(Entries taken from a collection)
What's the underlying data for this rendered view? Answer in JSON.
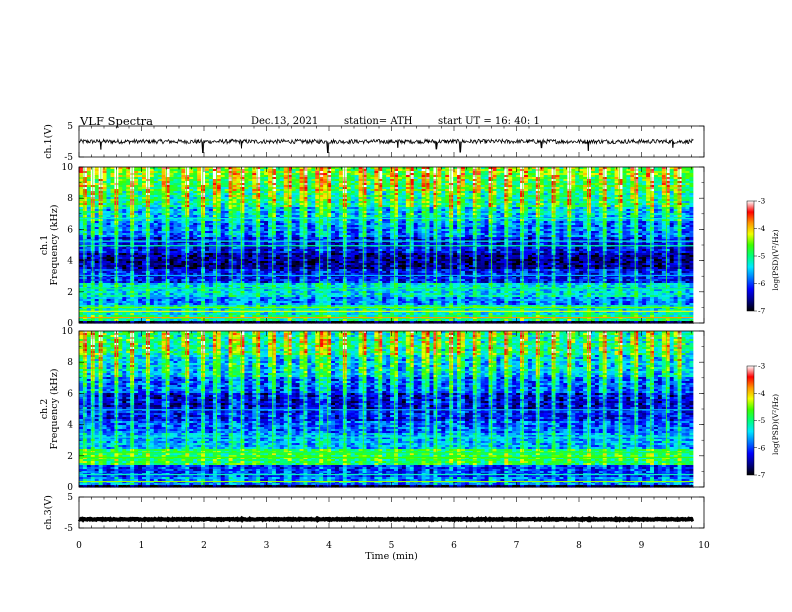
{
  "header": {
    "title": "VLF  Spectra",
    "date": "Dec.13, 2021",
    "station": "station= ATH",
    "start": "start  UT  =    16: 40: 1"
  },
  "colors": {
    "colormap": [
      "#000000",
      "#00008a",
      "#0000ff",
      "#0078ff",
      "#00e8ff",
      "#00ff7a",
      "#3cff00",
      "#f0ff00",
      "#ff9600",
      "#ff0000",
      "#ffffff"
    ],
    "trace": "#000000"
  },
  "chart_data": [
    {
      "type": "line",
      "name": "ch1-waveform",
      "ylabel": "ch.1(V)",
      "ylim": [
        -5,
        5
      ],
      "yticks": [
        {
          "v": 5,
          "label": "5"
        },
        {
          "v": -5,
          "label": "-5"
        }
      ],
      "xlim": [
        0,
        10
      ],
      "xmax_data": 9.83,
      "baseline": 0,
      "noise_amplitude": 0.7,
      "spikes": [
        {
          "x": 0.35,
          "y": -2.6
        },
        {
          "x": 1.98,
          "y": -3.6
        },
        {
          "x": 2.6,
          "y": -2.2
        },
        {
          "x": 3.98,
          "y": -3.6
        },
        {
          "x": 5.1,
          "y": -2.0
        },
        {
          "x": 5.72,
          "y": -2.4
        },
        {
          "x": 6.1,
          "y": -3.4
        },
        {
          "x": 7.4,
          "y": -2.0
        },
        {
          "x": 8.15,
          "y": -3.0
        },
        {
          "x": 9.5,
          "y": -2.0
        }
      ]
    },
    {
      "type": "heatmap",
      "name": "ch1-spectrogram",
      "ylabel": "ch.1\nFrequency  (kHz)",
      "xlim": [
        0,
        10
      ],
      "xmax_data": 9.83,
      "ylim": [
        0,
        10
      ],
      "yticks": [
        {
          "v": 0,
          "label": "0"
        },
        {
          "v": 2,
          "label": "2"
        },
        {
          "v": 4,
          "label": "4"
        },
        {
          "v": 6,
          "label": "6"
        },
        {
          "v": 8,
          "label": "8"
        },
        {
          "v": 10,
          "label": "10"
        }
      ],
      "colorbar": {
        "label": "log(PSD)(V²/Hz)",
        "range": [
          -7,
          -3
        ],
        "ticks": [
          {
            "v": -3,
            "label": "-3"
          },
          {
            "v": -4,
            "label": "-4"
          },
          {
            "v": -5,
            "label": "-5"
          },
          {
            "v": -6,
            "label": "-6"
          },
          {
            "v": -7,
            "label": "-7"
          }
        ]
      },
      "bands": [
        {
          "f": [
            0,
            0.15
          ],
          "v": -7
        },
        {
          "f": [
            0.15,
            0.5
          ],
          "v": -5.2
        },
        {
          "f": [
            0.5,
            1.2
          ],
          "v": -5.4
        },
        {
          "f": [
            1.2,
            1.7
          ],
          "v": -5.9
        },
        {
          "f": [
            1.7,
            2.6
          ],
          "v": -5.5
        },
        {
          "f": [
            2.6,
            3.4
          ],
          "v": -6.3
        },
        {
          "f": [
            3.4,
            4.5
          ],
          "v": -6.7
        },
        {
          "f": [
            4.5,
            5.5
          ],
          "v": -6.4
        },
        {
          "f": [
            5.5,
            6.5
          ],
          "v": -6.0
        },
        {
          "f": [
            6.5,
            7.5
          ],
          "v": -5.7
        },
        {
          "f": [
            7.5,
            8.5
          ],
          "v": -5.3
        },
        {
          "f": [
            8.5,
            9.3
          ],
          "v": -5.0
        },
        {
          "f": [
            9.3,
            10
          ],
          "v": -4.8
        }
      ],
      "lines": [
        {
          "f": 0.35,
          "v": -3.8
        },
        {
          "f": 0.75,
          "v": -4.2
        },
        {
          "f": 1.0,
          "v": -4.5
        },
        {
          "f": 2.2,
          "v": -5.0
        },
        {
          "f": 3.05,
          "v": -5.6
        },
        {
          "f": 4.95,
          "v": -5.1
        },
        {
          "f": 5.25,
          "v": -5.3
        },
        {
          "f": 6.7,
          "v": -5.3
        }
      ],
      "sferics": [
        0.08,
        0.22,
        0.35,
        0.6,
        0.85,
        1.1,
        1.4,
        1.72,
        1.98,
        2.2,
        2.45,
        2.6,
        2.85,
        3.1,
        3.35,
        3.6,
        3.85,
        3.98,
        4.25,
        4.55,
        4.8,
        5.05,
        5.3,
        5.55,
        5.72,
        5.95,
        6.1,
        6.35,
        6.6,
        6.85,
        7.1,
        7.35,
        7.6,
        7.85,
        8.15,
        8.4,
        8.65,
        8.9,
        9.15,
        9.4,
        9.6
      ]
    },
    {
      "type": "heatmap",
      "name": "ch2-spectrogram",
      "ylabel": "ch.2\nFrequency  (kHz)",
      "xlim": [
        0,
        10
      ],
      "xmax_data": 9.83,
      "ylim": [
        0,
        10
      ],
      "yticks": [
        {
          "v": 0,
          "label": "0"
        },
        {
          "v": 2,
          "label": "2"
        },
        {
          "v": 4,
          "label": "4"
        },
        {
          "v": 6,
          "label": "6"
        },
        {
          "v": 8,
          "label": "8"
        },
        {
          "v": 10,
          "label": "10"
        }
      ],
      "colorbar": {
        "label": "log(PSD)(V²/Hz)",
        "range": [
          -7,
          -3
        ],
        "ticks": [
          {
            "v": -3,
            "label": "-3"
          },
          {
            "v": -4,
            "label": "-4"
          },
          {
            "v": -5,
            "label": "-5"
          },
          {
            "v": -6,
            "label": "-6"
          },
          {
            "v": -7,
            "label": "-7"
          }
        ]
      },
      "bands": [
        {
          "f": [
            0,
            0.15
          ],
          "v": -7
        },
        {
          "f": [
            0.15,
            0.6
          ],
          "v": -5.9
        },
        {
          "f": [
            0.6,
            1.4
          ],
          "v": -6.2
        },
        {
          "f": [
            1.4,
            2.4
          ],
          "v": -5.0
        },
        {
          "f": [
            2.4,
            3.4
          ],
          "v": -5.7
        },
        {
          "f": [
            3.4,
            4.2
          ],
          "v": -6.0
        },
        {
          "f": [
            4.2,
            5.0
          ],
          "v": -6.3
        },
        {
          "f": [
            5.0,
            6.0
          ],
          "v": -6.5
        },
        {
          "f": [
            6.0,
            7.0
          ],
          "v": -6.1
        },
        {
          "f": [
            7.0,
            8.5
          ],
          "v": -5.7
        },
        {
          "f": [
            8.5,
            10
          ],
          "v": -5.3
        }
      ],
      "lines": [
        {
          "f": 0.35,
          "v": -4.4
        },
        {
          "f": 0.8,
          "v": -5.2
        },
        {
          "f": 1.9,
          "v": -4.6
        },
        {
          "f": 2.2,
          "v": -4.8
        },
        {
          "f": 3.2,
          "v": -5.3
        },
        {
          "f": 4.95,
          "v": -5.6
        }
      ],
      "sferics": [
        0.08,
        0.22,
        0.35,
        0.6,
        0.85,
        1.1,
        1.4,
        1.72,
        1.98,
        2.2,
        2.45,
        2.6,
        2.85,
        3.1,
        3.35,
        3.6,
        3.85,
        3.98,
        4.25,
        4.55,
        4.8,
        5.05,
        5.3,
        5.55,
        5.72,
        5.95,
        6.1,
        6.35,
        6.6,
        6.85,
        7.1,
        7.35,
        7.6,
        7.85,
        8.15,
        8.4,
        8.65,
        8.9,
        9.15,
        9.4,
        9.6
      ]
    },
    {
      "type": "line",
      "name": "ch3-waveform",
      "ylabel": "ch.3(V)",
      "ylim": [
        -5,
        5
      ],
      "yticks": [
        {
          "v": 5,
          "label": "5"
        },
        {
          "v": -5,
          "label": "-5"
        }
      ],
      "xlim": [
        0,
        10
      ],
      "xmax_data": 9.83,
      "baseline": -2.2,
      "noise_amplitude": 0.15,
      "xlabel": "Time  (min)",
      "xticks": [
        {
          "v": 0,
          "label": "0"
        },
        {
          "v": 1,
          "label": "1"
        },
        {
          "v": 2,
          "label": "2"
        },
        {
          "v": 3,
          "label": "3"
        },
        {
          "v": 4,
          "label": "4"
        },
        {
          "v": 5,
          "label": "5"
        },
        {
          "v": 6,
          "label": "6"
        },
        {
          "v": 7,
          "label": "7"
        },
        {
          "v": 8,
          "label": "8"
        },
        {
          "v": 9,
          "label": "9"
        },
        {
          "v": 10,
          "label": "10"
        }
      ]
    }
  ]
}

→ **What is required**: Extract from the data every line where "waveform" shows up.

→ **Answer to the problem**:
      "name": "ch1-waveform",
      "name": "ch3-waveform",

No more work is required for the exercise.